◆ Task goal: Each line of the material must be returned exactly.

(Dataset items)

::::::::::

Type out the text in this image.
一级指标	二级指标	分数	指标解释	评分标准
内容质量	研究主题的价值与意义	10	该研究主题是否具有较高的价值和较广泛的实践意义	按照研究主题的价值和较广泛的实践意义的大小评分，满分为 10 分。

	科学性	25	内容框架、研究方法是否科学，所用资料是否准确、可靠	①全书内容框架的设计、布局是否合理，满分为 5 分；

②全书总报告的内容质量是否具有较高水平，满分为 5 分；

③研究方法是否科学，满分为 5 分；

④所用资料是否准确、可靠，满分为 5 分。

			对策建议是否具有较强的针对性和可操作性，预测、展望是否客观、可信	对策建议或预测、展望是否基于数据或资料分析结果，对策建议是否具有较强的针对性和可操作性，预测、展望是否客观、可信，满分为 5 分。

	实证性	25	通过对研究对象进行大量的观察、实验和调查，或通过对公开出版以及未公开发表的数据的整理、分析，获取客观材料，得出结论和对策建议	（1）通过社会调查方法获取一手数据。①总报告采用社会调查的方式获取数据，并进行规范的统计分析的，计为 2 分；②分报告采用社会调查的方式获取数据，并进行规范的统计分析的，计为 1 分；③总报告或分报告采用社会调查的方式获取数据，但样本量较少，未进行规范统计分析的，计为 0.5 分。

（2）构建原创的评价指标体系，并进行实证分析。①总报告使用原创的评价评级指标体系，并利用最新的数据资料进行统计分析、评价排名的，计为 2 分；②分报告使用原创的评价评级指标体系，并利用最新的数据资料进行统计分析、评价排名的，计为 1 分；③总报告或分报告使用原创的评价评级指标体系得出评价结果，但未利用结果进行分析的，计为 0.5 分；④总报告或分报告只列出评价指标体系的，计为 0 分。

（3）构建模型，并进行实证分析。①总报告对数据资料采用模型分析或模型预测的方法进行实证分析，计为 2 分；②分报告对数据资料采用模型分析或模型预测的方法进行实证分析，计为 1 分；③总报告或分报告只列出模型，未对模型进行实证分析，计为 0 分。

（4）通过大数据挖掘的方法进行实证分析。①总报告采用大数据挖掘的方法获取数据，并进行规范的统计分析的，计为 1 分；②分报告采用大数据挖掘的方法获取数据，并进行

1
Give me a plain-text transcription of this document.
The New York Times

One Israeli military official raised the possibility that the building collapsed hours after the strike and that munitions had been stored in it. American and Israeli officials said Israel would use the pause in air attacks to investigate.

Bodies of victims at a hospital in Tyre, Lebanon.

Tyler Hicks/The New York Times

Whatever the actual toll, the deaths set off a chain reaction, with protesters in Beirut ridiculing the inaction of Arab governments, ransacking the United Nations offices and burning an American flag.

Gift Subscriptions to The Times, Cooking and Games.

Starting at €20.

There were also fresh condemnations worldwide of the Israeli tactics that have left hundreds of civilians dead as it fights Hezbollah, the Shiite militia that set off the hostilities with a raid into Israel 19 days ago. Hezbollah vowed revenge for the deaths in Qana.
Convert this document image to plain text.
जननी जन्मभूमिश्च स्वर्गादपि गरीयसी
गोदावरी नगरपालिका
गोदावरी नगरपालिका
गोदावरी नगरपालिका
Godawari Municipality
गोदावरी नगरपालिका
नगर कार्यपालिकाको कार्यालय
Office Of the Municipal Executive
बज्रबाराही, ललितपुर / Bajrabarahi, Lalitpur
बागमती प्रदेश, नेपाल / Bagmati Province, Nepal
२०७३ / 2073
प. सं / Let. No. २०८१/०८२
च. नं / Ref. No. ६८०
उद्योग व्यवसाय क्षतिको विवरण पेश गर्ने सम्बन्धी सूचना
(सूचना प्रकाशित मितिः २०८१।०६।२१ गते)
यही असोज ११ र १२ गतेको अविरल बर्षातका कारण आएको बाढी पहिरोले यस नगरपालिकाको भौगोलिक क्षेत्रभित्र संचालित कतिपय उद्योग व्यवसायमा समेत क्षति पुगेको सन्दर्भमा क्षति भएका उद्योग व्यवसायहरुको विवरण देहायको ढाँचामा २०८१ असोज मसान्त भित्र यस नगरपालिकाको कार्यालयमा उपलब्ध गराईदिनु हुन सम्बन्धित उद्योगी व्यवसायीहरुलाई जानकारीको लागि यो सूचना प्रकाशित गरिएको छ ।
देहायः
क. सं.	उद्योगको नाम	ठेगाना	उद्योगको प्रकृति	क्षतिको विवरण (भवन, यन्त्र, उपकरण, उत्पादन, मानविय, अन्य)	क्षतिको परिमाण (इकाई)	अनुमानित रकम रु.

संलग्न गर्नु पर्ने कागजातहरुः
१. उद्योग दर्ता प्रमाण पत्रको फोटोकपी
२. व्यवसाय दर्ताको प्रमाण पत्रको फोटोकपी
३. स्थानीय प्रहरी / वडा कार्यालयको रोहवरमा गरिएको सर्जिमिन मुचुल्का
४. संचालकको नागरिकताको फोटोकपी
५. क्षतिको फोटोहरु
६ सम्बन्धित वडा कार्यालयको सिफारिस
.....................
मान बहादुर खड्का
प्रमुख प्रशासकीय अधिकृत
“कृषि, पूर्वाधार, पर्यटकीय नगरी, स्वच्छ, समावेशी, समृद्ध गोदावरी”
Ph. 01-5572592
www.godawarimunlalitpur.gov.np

::::::::::

◆ Response to the exercise:
Type out the text in this image.
一级指标	二级指标	分数	指标解释	评分标准
内容质量	研究主题的价值与意义	10	该研究主题是否具有较高的价值和较广泛的实践意义	按照研究主题的价值和较广泛的实践意义的大小评分，满分为 10 分。

	科学性	25	内容框架、研究方法是否科学，所用资料是否准确、可靠	①全书内容框架的设计、布局是否合理，满分为 5 分；

②全书总报告的内容质量是否具有较高水平，满分为 5 分；

③研究方法是否科学，满分为 5 分；

④所用资料是否准确、可靠，满分为 5 分。

			对策建议是否具有较强的针对性和可操作性，预测、展望是否客观、可信	对策建议或预测、展望是否基于数据或资料分析结果，对策建议是否具有较强的针对性和可操作性，预测、展望是否客观、可信，满分为 5 分。

	实证性	25	通过对研究对象进行大量的观察、实验和调查，或通过对公开出版以及未公开发表的数据的整理、分析，获取客观材料，得出结论和对策建议	（1）通过社会调查方法获取一手数据。①总报告采用社会调查的方式获取数据，并进行规范的统计分析的，计为 2 分；②分报告采用社会调查的方式获取数据，并进行规范的统计分析的，计为 1 分；③总报告或分报告采用社会调查的方式获取数据，但样本量较少，未进行规范统计分析的，计为 0.5 分。

（2）构建原创的评价指标体系，并进行实证分析。①总报告使用原创的评价评级指标体系，并利用最新的数据资料进行统计分析、评价排名的，计为 2 分；②分报告使用原创的评价评级指标体系，并利用最新的数据资料进行统计分析、评价排名的，计为 1 分；③总报告或分报告使用原创的评价评级指标体系得出评价结果，但未利用结果进行分析的，计为 0.5 分；④总报告或分报告只列出评价指标体系的，计为 0 分。

（3）构建模型，并进行实证分析。①总报告对数据资料采用模型分析或模型预测的方法进行实证分析，计为 2 分；②分报告对数据资料采用模型分析或模型预测的方法进行实证分析，计为 1 分；③总报告或分报告只列出模型，未对模型进行实证分析，计为 0 分。

（4）通过大数据挖掘的方法进行实证分析。①总报告采用大数据挖掘的方法获取数据，并进行规范的统计分析的，计为 1 分；②分报告采用大数据挖掘的方法获取数据，并进行

1
Give me a plain-text transcription of this document.
The New York Times

One Israeli military official raised the possibility that the building collapsed hours after the strike and that munitions had been stored in it. American and Israeli officials said Israel would use the pause in air attacks to investigate.

Bodies of victims at a hospital in Tyre, Lebanon.

Tyler Hicks/The New York Times

Whatever the actual toll, the deaths set off a chain reaction, with protesters in Beirut ridiculing the inaction of Arab governments, ransacking the United Nations offices and burning an American flag.

Gift Subscriptions to The Times, Cooking and Games.

Starting at €20.

There were also fresh condemnations worldwide of the Israeli tactics that have left hundreds of civilians dead as it fights Hezbollah, the Shiite militia that set off the hostilities with a raid into Israel 19 days ago. Hezbollah vowed revenge for the deaths in Qana.
Convert this document image to plain text.
जननी जन्मभूमिश्च स्वर्गादपि गरीयसी
गोदावरी नगरपालिका
गोदावरी नगरपालिका
गोदावरी नगरपालिका
Godawari Municipality
गोदावरी नगरपालिका
नगर कार्यपालिकाको कार्यालय
Office Of the Municipal Executive
बज्रबाराही, ललितपुर / Bajrabarahi, Lalitpur
बागमती प्रदेश, नेपाल / Bagmati Province, Nepal
२०७३ / 2073
प. सं / Let. No. २०८१/०८२
च. नं / Ref. No. ६८०
उद्योग व्यवसाय क्षतिको विवरण पेश गर्ने सम्बन्धी सूचना
(सूचना प्रकाशित मितिः २०८१।०६।२१ गते)
यही असोज ११ र १२ गतेको अविरल बर्षातका कारण आएको बाढी पहिरोले यस नगरपालिकाको भौगोलिक क्षेत्रभित्र संचालित कतिपय उद्योग व्यवसायमा समेत क्षति पुगेको सन्दर्भमा क्षति भएका उद्योग व्यवसायहरुको विवरण देहायको ढाँचामा २०८१ असोज मसान्त भित्र यस नगरपालिकाको कार्यालयमा उपलब्ध गराईदिनु हुन सम्बन्धित उद्योगी व्यवसायीहरुलाई जानकारीको लागि यो सूचना प्रकाशित गरिएको छ ।
देहायः
क. सं.	उद्योगको नाम	ठेगाना	उद्योगको प्रकृति	क्षतिको विवरण (भवन, यन्त्र, उपकरण, उत्पादन, मानविय, अन्य)	क्षतिको परिमाण (इकाई)	अनुमानित रकम रु.

संलग्न गर्नु पर्ने कागजातहरुः
१. उद्योग दर्ता प्रमाण पत्रको फोटोकपी
२. व्यवसाय दर्ताको प्रमाण पत्रको फोटोकपी
३. स्थानीय प्रहरी / वडा कार्यालयको रोहवरमा गरिएको सर्जिमिन मुचुल्का
४. संचालकको नागरिकताको फोटोकपी
५. क्षतिको फोटोहरु
६ सम्बन्धित वडा कार्यालयको सिफारिस
.....................
मान बहादुर खड्का
प्रमुख प्रशासकीय अधिकृत
“कृषि, पूर्वाधार, पर्यटकीय नगरी, स्वच्छ, समावेशी, समृद्ध गोदावरी”
Ph. 01-5572592
www.godawarimunlalitpur.gov.np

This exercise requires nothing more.